Reproduce the part of the forum post on Hadoop ticket renewal that runs from "Yup, I am indeed" up to and including "rather than keytab.", word for word.

>> START Excerpted text

Yup, I am indeed on HDP - thanks for the link. The services do log GSS
exceptions every ten hours, but seem to sufficiently recover
themselves. Having turned up logging on my client:

1) On client start, I see hadoop login messages
2) After 8 hours (0.8*10 hours) when the renewal is expected to take
place, I don't see any hadoop login messages
3) After 10 hours, I see GSS exceptions
4) After each GSS exception, I see an attempt to renew but using
ticket cache, rather than keytab.

Currently working on shortening the 10 hour expiry time so I can catch
it in a debugger!

>> END Excerpted text
>> START Dataset excerpts

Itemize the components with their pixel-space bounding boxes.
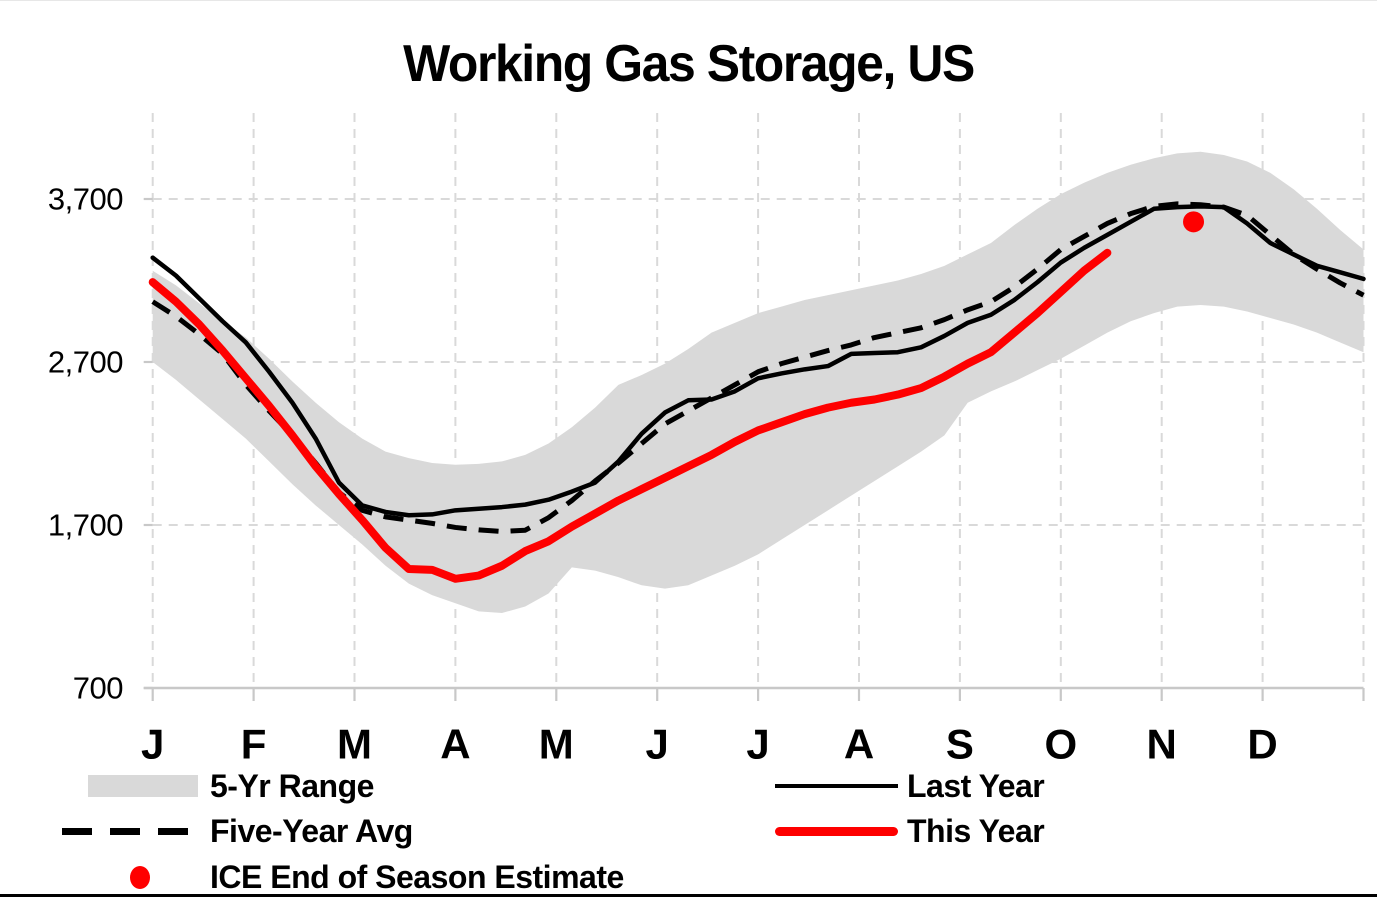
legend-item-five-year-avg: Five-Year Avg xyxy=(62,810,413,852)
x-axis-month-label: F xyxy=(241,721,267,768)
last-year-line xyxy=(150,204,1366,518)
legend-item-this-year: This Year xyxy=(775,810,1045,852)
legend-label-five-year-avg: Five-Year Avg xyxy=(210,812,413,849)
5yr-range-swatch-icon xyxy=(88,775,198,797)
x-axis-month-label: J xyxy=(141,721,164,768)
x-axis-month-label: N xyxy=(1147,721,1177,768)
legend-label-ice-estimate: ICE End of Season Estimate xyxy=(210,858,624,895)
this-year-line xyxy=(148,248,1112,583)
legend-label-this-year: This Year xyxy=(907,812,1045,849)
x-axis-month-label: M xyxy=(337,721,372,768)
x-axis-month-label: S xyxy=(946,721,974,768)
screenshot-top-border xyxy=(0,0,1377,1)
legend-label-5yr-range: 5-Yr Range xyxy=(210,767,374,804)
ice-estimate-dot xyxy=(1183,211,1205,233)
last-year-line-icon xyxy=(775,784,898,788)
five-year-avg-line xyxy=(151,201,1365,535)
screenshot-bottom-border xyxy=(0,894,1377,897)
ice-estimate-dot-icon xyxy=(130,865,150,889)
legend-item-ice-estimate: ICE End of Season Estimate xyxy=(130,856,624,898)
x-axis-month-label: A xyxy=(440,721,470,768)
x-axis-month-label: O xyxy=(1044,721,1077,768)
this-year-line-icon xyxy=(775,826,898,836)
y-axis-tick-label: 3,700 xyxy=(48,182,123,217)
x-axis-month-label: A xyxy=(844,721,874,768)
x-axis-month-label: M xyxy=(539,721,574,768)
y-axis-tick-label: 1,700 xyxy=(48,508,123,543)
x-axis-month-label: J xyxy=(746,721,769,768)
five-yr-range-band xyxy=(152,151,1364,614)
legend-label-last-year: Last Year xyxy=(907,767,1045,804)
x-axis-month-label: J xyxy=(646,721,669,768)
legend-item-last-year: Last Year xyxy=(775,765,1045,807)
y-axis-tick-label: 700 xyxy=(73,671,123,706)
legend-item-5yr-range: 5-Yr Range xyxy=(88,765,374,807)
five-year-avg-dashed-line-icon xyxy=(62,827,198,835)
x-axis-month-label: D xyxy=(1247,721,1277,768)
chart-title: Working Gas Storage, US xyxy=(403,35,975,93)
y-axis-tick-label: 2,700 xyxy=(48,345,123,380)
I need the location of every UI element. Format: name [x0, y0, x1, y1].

>> END Dataset excerpts
>> START Dataset excerpts

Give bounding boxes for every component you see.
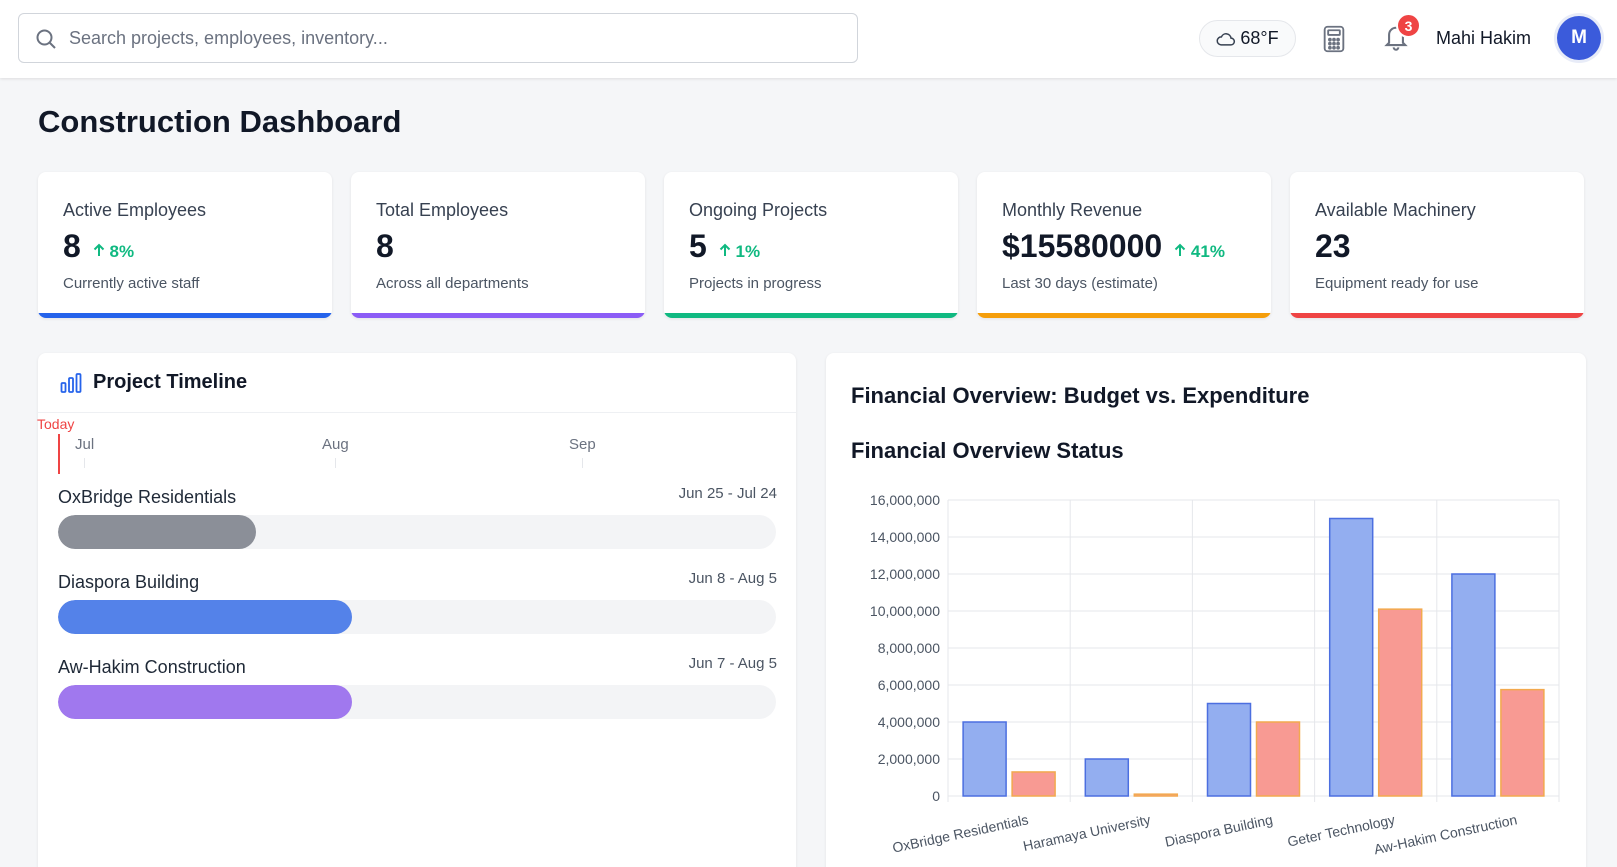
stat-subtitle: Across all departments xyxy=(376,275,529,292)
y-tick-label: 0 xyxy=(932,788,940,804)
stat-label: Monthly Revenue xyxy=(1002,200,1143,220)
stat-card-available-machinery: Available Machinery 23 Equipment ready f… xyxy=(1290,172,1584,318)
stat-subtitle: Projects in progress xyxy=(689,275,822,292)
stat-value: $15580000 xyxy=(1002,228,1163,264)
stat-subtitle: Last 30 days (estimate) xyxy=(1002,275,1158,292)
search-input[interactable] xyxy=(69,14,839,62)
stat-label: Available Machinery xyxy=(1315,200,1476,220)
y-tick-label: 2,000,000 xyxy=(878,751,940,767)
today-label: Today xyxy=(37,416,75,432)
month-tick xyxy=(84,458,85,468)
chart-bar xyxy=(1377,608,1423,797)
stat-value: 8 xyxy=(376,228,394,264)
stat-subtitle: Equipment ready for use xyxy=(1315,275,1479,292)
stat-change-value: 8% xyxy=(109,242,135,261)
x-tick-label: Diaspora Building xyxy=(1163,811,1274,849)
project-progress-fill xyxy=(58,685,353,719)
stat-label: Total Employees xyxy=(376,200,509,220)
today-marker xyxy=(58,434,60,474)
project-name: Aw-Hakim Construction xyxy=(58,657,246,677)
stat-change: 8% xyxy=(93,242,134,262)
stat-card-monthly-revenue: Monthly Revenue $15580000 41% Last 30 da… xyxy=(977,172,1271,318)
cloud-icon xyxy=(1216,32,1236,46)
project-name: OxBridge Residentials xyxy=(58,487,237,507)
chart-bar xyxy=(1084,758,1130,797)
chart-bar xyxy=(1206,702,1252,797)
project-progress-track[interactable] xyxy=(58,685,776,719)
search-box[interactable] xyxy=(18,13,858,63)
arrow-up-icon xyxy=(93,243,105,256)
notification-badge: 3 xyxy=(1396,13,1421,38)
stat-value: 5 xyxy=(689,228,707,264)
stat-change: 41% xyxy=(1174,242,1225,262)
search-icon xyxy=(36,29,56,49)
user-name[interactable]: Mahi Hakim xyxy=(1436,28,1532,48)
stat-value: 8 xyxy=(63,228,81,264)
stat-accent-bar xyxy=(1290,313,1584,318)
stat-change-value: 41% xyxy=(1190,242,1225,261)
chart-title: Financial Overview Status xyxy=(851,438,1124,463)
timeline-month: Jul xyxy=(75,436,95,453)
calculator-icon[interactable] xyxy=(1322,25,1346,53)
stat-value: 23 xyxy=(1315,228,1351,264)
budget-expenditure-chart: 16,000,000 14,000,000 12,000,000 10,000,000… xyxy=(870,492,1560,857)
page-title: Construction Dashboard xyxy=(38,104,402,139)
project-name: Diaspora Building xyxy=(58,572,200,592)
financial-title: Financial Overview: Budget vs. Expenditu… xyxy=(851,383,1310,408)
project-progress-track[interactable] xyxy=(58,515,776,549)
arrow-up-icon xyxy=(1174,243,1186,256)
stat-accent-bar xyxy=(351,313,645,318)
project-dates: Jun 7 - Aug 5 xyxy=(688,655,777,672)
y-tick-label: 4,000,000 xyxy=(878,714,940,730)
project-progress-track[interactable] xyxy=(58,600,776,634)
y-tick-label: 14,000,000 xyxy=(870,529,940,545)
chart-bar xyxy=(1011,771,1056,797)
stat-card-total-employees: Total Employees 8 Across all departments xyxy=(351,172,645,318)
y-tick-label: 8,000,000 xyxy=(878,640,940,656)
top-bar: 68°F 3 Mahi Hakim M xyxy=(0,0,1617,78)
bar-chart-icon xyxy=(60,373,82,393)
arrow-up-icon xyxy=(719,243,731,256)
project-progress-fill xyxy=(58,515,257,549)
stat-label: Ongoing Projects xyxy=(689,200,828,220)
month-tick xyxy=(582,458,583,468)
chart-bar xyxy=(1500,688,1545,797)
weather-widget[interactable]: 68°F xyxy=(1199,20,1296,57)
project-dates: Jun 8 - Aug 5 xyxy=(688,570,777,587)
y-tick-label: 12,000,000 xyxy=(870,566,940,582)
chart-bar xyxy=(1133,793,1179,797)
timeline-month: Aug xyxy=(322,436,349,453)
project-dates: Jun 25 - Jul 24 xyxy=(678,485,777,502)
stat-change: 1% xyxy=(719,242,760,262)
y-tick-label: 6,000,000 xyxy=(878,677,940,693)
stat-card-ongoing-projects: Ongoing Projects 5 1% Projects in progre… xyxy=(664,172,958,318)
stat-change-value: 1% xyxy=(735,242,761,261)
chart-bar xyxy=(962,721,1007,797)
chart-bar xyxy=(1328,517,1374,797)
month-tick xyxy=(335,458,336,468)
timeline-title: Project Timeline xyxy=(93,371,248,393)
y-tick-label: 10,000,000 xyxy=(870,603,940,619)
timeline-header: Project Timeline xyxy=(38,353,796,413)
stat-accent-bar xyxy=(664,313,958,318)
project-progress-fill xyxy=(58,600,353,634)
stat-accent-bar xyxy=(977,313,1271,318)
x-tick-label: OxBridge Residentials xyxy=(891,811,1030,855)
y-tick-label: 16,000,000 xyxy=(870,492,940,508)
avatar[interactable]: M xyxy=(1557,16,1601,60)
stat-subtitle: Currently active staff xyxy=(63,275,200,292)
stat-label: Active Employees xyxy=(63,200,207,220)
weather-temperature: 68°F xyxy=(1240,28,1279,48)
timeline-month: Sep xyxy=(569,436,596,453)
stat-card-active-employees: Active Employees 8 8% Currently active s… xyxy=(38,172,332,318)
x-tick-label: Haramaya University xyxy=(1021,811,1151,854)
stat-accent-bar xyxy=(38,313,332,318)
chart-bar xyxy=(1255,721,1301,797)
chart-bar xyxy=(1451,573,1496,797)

>> END Dataset excerpts
>> START Dataset excerpts

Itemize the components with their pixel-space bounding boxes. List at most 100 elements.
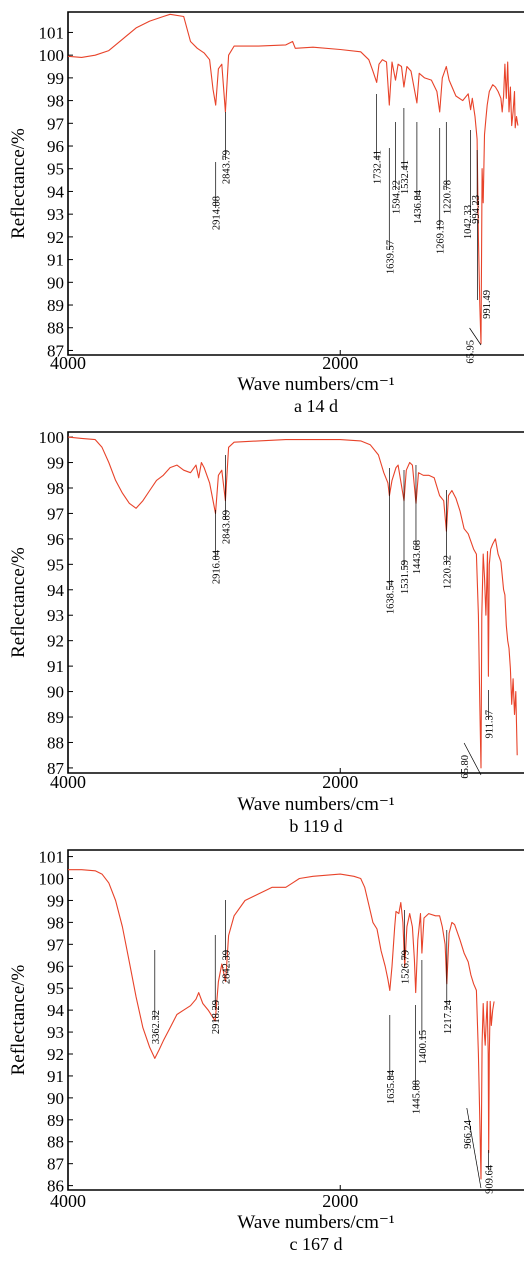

>> END Dataset excerpts

→ Solution:
Yup, I am indeed on HDP - thanks for the link. The services do log GSS
exceptions every ten hours, but seem to sufficiently recover
themselves. Having turned up logging on my client:

1) On client start, I see hadoop login messages
2) After 8 hours (0.8*10 hours) when the renewal is expected to take
place, I don't see any hadoop login messages
3) After 10 hours, I see GSS exceptions
4) After each GSS exception, I see an attempt to renew but using
ticket cache, rather than keytab.